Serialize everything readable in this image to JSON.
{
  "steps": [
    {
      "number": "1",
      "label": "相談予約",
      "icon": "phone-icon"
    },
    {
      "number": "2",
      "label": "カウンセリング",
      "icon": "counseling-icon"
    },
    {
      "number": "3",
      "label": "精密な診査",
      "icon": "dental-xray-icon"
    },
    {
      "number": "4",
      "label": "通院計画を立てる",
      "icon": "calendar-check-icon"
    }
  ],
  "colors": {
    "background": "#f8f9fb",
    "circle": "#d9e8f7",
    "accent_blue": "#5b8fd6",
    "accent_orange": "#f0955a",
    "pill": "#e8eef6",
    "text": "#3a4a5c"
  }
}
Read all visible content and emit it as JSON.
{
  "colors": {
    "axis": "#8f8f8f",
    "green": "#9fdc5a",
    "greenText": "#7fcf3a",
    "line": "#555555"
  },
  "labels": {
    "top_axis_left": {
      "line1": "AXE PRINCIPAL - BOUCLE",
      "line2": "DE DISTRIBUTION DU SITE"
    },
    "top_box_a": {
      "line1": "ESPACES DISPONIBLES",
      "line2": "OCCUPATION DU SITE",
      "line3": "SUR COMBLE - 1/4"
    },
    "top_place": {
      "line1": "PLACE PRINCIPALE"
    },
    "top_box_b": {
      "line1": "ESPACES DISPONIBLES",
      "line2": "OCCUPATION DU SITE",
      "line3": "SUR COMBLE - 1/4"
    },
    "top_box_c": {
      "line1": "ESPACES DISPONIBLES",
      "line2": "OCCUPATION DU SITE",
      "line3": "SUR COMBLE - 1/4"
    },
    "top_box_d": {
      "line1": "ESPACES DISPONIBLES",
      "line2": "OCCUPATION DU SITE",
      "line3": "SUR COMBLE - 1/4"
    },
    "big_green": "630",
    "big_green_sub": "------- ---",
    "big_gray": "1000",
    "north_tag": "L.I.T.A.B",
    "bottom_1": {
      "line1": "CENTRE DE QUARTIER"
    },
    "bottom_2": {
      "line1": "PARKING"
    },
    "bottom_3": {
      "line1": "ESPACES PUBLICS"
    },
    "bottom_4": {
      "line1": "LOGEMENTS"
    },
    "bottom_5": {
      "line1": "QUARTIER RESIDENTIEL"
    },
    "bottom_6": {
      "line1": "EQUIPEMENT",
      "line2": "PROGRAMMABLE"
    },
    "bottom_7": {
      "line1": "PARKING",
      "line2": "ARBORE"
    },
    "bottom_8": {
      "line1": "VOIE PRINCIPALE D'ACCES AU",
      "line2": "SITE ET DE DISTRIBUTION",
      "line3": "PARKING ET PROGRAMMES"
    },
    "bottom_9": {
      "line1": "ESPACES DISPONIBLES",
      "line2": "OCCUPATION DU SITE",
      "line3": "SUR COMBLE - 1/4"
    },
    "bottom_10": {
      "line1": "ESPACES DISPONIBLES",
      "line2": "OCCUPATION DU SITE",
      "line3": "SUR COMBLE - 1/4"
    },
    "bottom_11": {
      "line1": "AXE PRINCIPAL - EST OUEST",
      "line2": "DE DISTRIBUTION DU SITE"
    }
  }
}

——————————

*Your objective:*
Print the entries exactly. Include every one.

*Solution:*
Serialize everything readable in this image to JSON.
{
  "steps": [
    {
      "number": "1",
      "label": "相談予約",
      "icon": "phone-icon"
    },
    {
      "number": "2",
      "label": "カウンセリング",
      "icon": "counseling-icon"
    },
    {
      "number": "3",
      "label": "精密な診査",
      "icon": "dental-xray-icon"
    },
    {
      "number": "4",
      "label": "通院計画を立てる",
      "icon": "calendar-check-icon"
    }
  ],
  "colors": {
    "background": "#f8f9fb",
    "circle": "#d9e8f7",
    "accent_blue": "#5b8fd6",
    "accent_orange": "#f0955a",
    "pill": "#e8eef6",
    "text": "#3a4a5c"
  }
}
Read all visible content and emit it as JSON.
{
  "colors": {
    "axis": "#8f8f8f",
    "green": "#9fdc5a",
    "greenText": "#7fcf3a",
    "line": "#555555"
  },
  "labels": {
    "top_axis_left": {
      "line1": "AXE PRINCIPAL - BOUCLE",
      "line2": "DE DISTRIBUTION DU SITE"
    },
    "top_box_a": {
      "line1": "ESPACES DISPONIBLES",
      "line2": "OCCUPATION DU SITE",
      "line3": "SUR COMBLE - 1/4"
    },
    "top_place": {
      "line1": "PLACE PRINCIPALE"
    },
    "top_box_b": {
      "line1": "ESPACES DISPONIBLES",
      "line2": "OCCUPATION DU SITE",
      "line3": "SUR COMBLE - 1/4"
    },
    "top_box_c": {
      "line1": "ESPACES DISPONIBLES",
      "line2": "OCCUPATION DU SITE",
      "line3": "SUR COMBLE - 1/4"
    },
    "top_box_d": {
      "line1": "ESPACES DISPONIBLES",
      "line2": "OCCUPATION DU SITE",
      "line3": "SUR COMBLE - 1/4"
    },
    "big_green": "630",
    "big_green_sub": "------- ---",
    "big_gray": "1000",
    "north_tag": "L.I.T.A.B",
    "bottom_1": {
      "line1": "CENTRE DE QUARTIER"
    },
    "bottom_2": {
      "line1": "PARKING"
    },
    "bottom_3": {
      "line1": "ESPACES PUBLICS"
    },
    "bottom_4": {
      "line1": "LOGEMENTS"
    },
    "bottom_5": {
      "line1": "QUARTIER RESIDENTIEL"
    },
    "bottom_6": {
      "line1": "EQUIPEMENT",
      "line2": "PROGRAMMABLE"
    },
    "bottom_7": {
      "line1": "PARKING",
      "line2": "ARBORE"
    },
    "bottom_8": {
      "line1": "VOIE PRINCIPALE D'ACCES AU",
      "line2": "SITE ET DE DISTRIBUTION",
      "line3": "PARKING ET PROGRAMMES"
    },
    "bottom_9": {
      "line1": "ESPACES DISPONIBLES",
      "line2": "OCCUPATION DU SITE",
      "line3": "SUR COMBLE - 1/4"
    },
    "bottom_10": {
      "line1": "ESPACES DISPONIBLES",
      "line2": "OCCUPATION DU SITE",
      "line3": "SUR COMBLE - 1/4"
    },
    "bottom_11": {
      "line1": "AXE PRINCIPAL - EST OUEST",
      "line2": "DE DISTRIBUTION DU SITE"
    }
  }
}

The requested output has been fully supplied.